**EXERCISE MATERIAL:**
━━━━━━━━━━

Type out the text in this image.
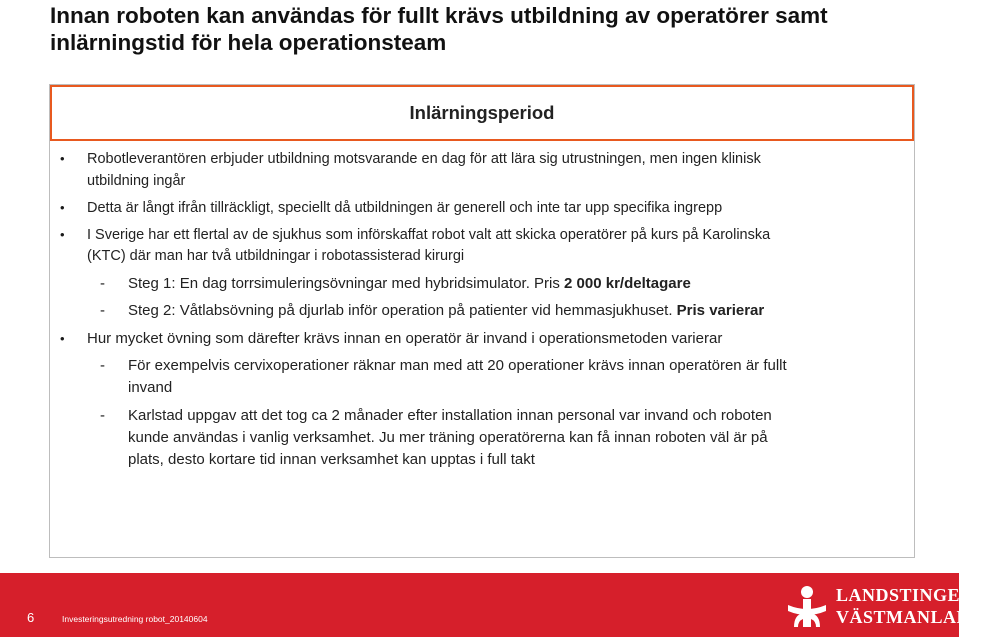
Innan roboten kan användas för fullt krävs utbildning av operatörer samt
inlärningstid för hela operationsteam
Inlärningsperiod
•	Robotleverantören erbjuder utbildning motsvarande en dag för att lära sig utrustningen, men ingen klinisk
utbildning ingår
•	Detta är långt ifrån tillräckligt, speciellt då utbildningen är generell och inte tar upp specifika ingrepp
•	I Sverige har ett flertal av de sjukhus som införskaffat robot valt att skicka operatörer på kurs på Karolinska
(KTC) där man har två utbildningar i robotassisterad kirurgi
- Steg 1: En dag torrsimuleringsövningar med hybridsimulator. Pris 2 000 kr/deltagare
- Steg 2: Våtlabsövning på djurlab inför operation på patienter vid hemmasjukhuset. Pris varierar
•	Hur mycket övning som därefter krävs innan en operatör är invand i operationsmetoden varierar
- För exempelvis cervixoperationer räknar man med att 20 operationer krävs innan operatören är fullt
invand
- Karlstad uppgav att det tog ca 2 månader efter installation innan personal var invand och roboten
kunde användas i vanlig verksamhet. Ju mer träning operatörerna kan få innan roboten väl är på
plats, desto kortare tid innan verksamhet kan upptas i full takt
6	Investeringsutredning robot_20140604
LANDSTINGET
VÄSTMANLAND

━━━━━━━━━━

**WHAT TO DO:** What you return should match the records above word for word, minus the pictures.

**THE REPLY:**
Type out the text in this image.
Innan roboten kan användas för fullt krävs utbildning av operatörer samt
inlärningstid för hela operationsteam
Inlärningsperiod
•	Robotleverantören erbjuder utbildning motsvarande en dag för att lära sig utrustningen, men ingen klinisk
utbildning ingår
•	Detta är långt ifrån tillräckligt, speciellt då utbildningen är generell och inte tar upp specifika ingrepp
•	I Sverige har ett flertal av de sjukhus som införskaffat robot valt att skicka operatörer på kurs på Karolinska
(KTC) där man har två utbildningar i robotassisterad kirurgi
- Steg 1: En dag torrsimuleringsövningar med hybridsimulator. Pris 2 000 kr/deltagare
- Steg 2: Våtlabsövning på djurlab inför operation på patienter vid hemmasjukhuset. Pris varierar
•	Hur mycket övning som därefter krävs innan en operatör är invand i operationsmetoden varierar
- För exempelvis cervixoperationer räknar man med att 20 operationer krävs innan operatören är fullt
invand
- Karlstad uppgav att det tog ca 2 månader efter installation innan personal var invand och roboten
kunde användas i vanlig verksamhet. Ju mer träning operatörerna kan få innan roboten väl är på
plats, desto kortare tid innan verksamhet kan upptas i full takt
6	Investeringsutredning robot_20140604
LANDSTINGET
VÄSTMANLAND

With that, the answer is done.